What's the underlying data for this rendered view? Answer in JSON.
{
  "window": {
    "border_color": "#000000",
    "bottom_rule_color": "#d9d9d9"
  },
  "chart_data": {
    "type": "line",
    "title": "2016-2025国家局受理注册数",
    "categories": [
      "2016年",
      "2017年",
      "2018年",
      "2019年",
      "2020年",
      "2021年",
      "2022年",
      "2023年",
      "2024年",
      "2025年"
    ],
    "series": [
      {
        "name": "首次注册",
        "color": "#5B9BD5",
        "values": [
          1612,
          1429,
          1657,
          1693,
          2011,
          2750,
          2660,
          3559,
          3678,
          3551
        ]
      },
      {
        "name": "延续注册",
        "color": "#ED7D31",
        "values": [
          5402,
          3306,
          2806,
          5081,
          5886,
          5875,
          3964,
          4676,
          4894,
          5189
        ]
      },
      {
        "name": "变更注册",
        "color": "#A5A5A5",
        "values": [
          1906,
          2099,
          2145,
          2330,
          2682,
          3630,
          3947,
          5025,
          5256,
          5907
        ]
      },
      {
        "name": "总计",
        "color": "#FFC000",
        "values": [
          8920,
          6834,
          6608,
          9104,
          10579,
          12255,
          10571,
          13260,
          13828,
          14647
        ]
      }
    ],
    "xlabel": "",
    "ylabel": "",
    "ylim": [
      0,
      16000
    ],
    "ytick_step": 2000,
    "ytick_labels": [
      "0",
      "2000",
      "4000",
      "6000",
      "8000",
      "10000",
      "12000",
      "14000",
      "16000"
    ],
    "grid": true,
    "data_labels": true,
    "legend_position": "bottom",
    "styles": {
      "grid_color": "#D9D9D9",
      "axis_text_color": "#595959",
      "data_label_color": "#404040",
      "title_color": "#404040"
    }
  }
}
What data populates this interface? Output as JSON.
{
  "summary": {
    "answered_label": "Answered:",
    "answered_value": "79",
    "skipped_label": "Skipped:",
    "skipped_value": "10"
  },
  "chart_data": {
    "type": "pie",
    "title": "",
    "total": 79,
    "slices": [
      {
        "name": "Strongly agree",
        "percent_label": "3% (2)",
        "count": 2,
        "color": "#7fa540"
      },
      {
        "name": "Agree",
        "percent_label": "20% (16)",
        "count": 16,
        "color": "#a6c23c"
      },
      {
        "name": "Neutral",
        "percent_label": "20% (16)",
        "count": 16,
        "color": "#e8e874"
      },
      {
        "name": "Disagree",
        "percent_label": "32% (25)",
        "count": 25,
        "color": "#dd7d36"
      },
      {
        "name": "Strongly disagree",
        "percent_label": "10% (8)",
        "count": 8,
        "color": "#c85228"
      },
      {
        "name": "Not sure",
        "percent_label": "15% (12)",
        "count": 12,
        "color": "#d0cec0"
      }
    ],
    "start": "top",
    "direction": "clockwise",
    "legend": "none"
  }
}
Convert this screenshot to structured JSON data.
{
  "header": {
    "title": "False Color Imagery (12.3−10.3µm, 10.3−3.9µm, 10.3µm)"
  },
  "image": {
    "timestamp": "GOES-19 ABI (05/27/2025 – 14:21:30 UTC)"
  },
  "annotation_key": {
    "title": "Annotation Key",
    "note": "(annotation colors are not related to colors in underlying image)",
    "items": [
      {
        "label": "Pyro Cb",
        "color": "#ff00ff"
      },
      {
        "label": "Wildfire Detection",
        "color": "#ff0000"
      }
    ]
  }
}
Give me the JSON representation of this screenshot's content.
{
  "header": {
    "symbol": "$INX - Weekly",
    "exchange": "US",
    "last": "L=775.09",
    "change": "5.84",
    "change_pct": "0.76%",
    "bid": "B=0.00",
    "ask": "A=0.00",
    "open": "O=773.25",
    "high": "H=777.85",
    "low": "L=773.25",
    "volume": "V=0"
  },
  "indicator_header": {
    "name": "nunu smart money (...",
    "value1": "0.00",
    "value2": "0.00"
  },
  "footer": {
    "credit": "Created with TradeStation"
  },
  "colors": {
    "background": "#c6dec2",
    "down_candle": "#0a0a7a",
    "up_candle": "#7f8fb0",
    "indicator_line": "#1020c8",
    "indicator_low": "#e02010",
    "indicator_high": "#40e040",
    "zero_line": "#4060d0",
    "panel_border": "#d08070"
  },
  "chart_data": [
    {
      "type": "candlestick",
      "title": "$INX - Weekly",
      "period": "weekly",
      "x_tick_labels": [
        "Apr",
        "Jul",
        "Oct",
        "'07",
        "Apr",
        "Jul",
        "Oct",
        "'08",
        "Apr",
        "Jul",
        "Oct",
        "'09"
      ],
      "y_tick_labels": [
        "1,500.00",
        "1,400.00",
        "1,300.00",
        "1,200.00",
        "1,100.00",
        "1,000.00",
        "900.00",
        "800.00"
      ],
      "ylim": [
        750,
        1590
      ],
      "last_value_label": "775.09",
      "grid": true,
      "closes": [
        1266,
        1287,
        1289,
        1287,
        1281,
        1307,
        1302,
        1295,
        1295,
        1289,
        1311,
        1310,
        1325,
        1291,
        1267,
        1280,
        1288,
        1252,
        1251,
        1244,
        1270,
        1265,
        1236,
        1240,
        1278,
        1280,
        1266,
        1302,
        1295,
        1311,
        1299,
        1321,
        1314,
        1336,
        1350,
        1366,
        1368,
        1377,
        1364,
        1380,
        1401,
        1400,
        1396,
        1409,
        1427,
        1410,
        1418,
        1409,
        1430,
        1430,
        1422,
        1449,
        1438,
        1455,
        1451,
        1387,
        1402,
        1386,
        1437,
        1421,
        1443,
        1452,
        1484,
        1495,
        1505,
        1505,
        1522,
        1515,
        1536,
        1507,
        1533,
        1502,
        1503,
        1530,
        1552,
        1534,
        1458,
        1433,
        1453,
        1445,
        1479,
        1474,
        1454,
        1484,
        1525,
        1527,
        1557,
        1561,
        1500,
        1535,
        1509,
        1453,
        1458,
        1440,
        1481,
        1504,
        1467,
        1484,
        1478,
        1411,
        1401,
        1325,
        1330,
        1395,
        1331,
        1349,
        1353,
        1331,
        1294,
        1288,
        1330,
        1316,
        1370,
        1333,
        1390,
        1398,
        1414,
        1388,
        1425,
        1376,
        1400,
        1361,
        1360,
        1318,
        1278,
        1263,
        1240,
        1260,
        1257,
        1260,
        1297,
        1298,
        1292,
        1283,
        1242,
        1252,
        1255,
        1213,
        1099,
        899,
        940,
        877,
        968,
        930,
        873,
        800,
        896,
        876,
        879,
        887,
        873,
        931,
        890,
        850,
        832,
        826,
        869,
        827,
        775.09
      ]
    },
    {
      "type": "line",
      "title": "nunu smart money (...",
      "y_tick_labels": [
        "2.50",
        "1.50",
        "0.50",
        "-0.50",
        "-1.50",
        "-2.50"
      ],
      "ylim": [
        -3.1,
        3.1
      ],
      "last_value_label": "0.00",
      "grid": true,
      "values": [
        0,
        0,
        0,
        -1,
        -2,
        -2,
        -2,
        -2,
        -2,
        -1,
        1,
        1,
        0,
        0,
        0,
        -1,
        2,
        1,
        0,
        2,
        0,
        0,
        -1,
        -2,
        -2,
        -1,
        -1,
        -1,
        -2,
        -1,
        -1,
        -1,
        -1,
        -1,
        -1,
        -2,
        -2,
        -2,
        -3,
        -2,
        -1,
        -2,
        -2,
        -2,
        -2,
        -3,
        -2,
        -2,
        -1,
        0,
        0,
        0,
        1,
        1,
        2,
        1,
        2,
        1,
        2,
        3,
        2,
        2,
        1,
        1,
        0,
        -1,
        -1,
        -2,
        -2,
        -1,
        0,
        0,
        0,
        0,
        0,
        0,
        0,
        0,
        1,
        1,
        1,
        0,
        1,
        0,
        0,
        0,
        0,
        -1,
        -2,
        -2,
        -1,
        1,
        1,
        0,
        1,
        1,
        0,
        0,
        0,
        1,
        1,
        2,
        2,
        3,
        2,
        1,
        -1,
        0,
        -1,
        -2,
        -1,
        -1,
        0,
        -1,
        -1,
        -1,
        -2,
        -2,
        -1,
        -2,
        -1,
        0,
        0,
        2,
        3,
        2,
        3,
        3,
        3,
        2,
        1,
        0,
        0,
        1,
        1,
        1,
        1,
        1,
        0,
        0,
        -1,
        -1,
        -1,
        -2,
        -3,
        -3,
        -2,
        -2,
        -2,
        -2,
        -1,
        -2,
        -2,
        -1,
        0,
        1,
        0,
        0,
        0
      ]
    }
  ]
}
- - - -
Where does the word "true" appear? Return each line that holds it.

Response.
    "grid": true,
    "data_labels": true,
      "grid": true,
      "grid": true,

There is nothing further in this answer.